### Aim
Write out all the entries word for word, but skip any images.

··· The input

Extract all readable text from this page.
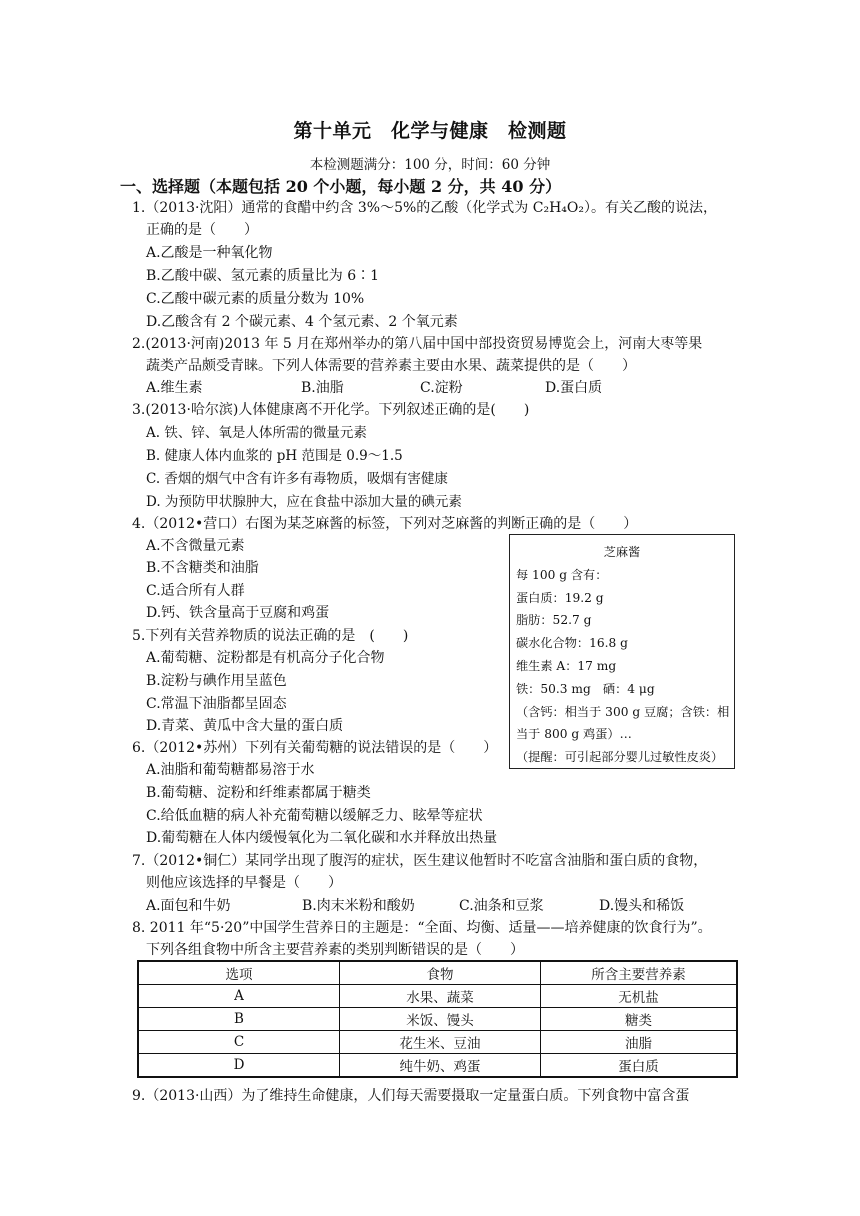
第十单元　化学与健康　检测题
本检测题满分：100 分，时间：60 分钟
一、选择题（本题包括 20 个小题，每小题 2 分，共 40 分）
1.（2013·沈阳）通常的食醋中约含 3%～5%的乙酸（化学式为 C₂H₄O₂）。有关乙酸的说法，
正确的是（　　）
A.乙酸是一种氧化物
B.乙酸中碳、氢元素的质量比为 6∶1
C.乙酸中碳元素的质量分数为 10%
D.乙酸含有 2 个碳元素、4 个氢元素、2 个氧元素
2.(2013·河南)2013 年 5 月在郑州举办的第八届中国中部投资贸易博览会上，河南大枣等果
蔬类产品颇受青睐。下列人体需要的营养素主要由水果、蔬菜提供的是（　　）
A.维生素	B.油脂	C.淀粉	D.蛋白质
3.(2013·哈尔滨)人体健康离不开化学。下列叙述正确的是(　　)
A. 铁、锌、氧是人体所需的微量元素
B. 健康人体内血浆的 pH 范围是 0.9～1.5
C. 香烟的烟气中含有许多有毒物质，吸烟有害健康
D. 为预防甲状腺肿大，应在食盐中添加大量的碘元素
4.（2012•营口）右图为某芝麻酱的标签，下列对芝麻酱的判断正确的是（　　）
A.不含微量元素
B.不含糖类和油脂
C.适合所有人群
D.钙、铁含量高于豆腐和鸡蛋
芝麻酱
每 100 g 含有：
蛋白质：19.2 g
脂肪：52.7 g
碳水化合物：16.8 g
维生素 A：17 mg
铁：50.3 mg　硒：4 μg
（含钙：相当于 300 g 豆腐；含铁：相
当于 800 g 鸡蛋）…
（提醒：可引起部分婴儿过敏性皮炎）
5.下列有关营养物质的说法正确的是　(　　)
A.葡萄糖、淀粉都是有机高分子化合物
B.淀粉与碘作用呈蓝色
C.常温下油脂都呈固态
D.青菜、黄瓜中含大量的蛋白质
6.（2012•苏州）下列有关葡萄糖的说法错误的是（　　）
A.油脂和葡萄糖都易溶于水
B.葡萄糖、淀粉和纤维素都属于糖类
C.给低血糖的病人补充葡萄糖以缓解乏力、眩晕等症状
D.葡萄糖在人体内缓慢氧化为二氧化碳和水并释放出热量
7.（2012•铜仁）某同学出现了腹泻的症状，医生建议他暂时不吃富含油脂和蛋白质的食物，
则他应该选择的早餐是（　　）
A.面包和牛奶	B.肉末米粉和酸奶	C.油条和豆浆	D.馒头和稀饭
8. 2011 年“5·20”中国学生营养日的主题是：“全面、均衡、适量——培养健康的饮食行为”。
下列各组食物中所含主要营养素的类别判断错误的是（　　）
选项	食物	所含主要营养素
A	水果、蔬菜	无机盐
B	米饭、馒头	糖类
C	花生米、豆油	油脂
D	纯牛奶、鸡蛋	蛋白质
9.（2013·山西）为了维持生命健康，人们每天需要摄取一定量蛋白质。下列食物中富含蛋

······

### Answer to the task
Extract all readable text from this page.
第十单元　化学与健康　检测题
本检测题满分：100 分，时间：60 分钟
一、选择题（本题包括 20 个小题，每小题 2 分，共 40 分）
1.（2013·沈阳）通常的食醋中约含 3%～5%的乙酸（化学式为 C₂H₄O₂）。有关乙酸的说法，
正确的是（　　）
A.乙酸是一种氧化物
B.乙酸中碳、氢元素的质量比为 6∶1
C.乙酸中碳元素的质量分数为 10%
D.乙酸含有 2 个碳元素、4 个氢元素、2 个氧元素
2.(2013·河南)2013 年 5 月在郑州举办的第八届中国中部投资贸易博览会上，河南大枣等果
蔬类产品颇受青睐。下列人体需要的营养素主要由水果、蔬菜提供的是（　　）
A.维生素	B.油脂	C.淀粉	D.蛋白质
3.(2013·哈尔滨)人体健康离不开化学。下列叙述正确的是(　　)
A. 铁、锌、氧是人体所需的微量元素
B. 健康人体内血浆的 pH 范围是 0.9～1.5
C. 香烟的烟气中含有许多有毒物质，吸烟有害健康
D. 为预防甲状腺肿大，应在食盐中添加大量的碘元素
4.（2012•营口）右图为某芝麻酱的标签，下列对芝麻酱的判断正确的是（　　）
A.不含微量元素
B.不含糖类和油脂
C.适合所有人群
D.钙、铁含量高于豆腐和鸡蛋
芝麻酱
每 100 g 含有：
蛋白质：19.2 g
脂肪：52.7 g
碳水化合物：16.8 g
维生素 A：17 mg
铁：50.3 mg　硒：4 μg
（含钙：相当于 300 g 豆腐；含铁：相
当于 800 g 鸡蛋）…
（提醒：可引起部分婴儿过敏性皮炎）
5.下列有关营养物质的说法正确的是　(　　)
A.葡萄糖、淀粉都是有机高分子化合物
B.淀粉与碘作用呈蓝色
C.常温下油脂都呈固态
D.青菜、黄瓜中含大量的蛋白质
6.（2012•苏州）下列有关葡萄糖的说法错误的是（　　）
A.油脂和葡萄糖都易溶于水
B.葡萄糖、淀粉和纤维素都属于糖类
C.给低血糖的病人补充葡萄糖以缓解乏力、眩晕等症状
D.葡萄糖在人体内缓慢氧化为二氧化碳和水并释放出热量
7.（2012•铜仁）某同学出现了腹泻的症状，医生建议他暂时不吃富含油脂和蛋白质的食物，
则他应该选择的早餐是（　　）
A.面包和牛奶	B.肉末米粉和酸奶	C.油条和豆浆	D.馒头和稀饭
8. 2011 年“5·20”中国学生营养日的主题是：“全面、均衡、适量——培养健康的饮食行为”。
下列各组食物中所含主要营养素的类别判断错误的是（　　）
选项	食物	所含主要营养素
A	水果、蔬菜	无机盐
B	米饭、馒头	糖类
C	花生米、豆油	油脂
D	纯牛奶、鸡蛋	蛋白质
9.（2013·山西）为了维持生命健康，人们每天需要摄取一定量蛋白质。下列食物中富含蛋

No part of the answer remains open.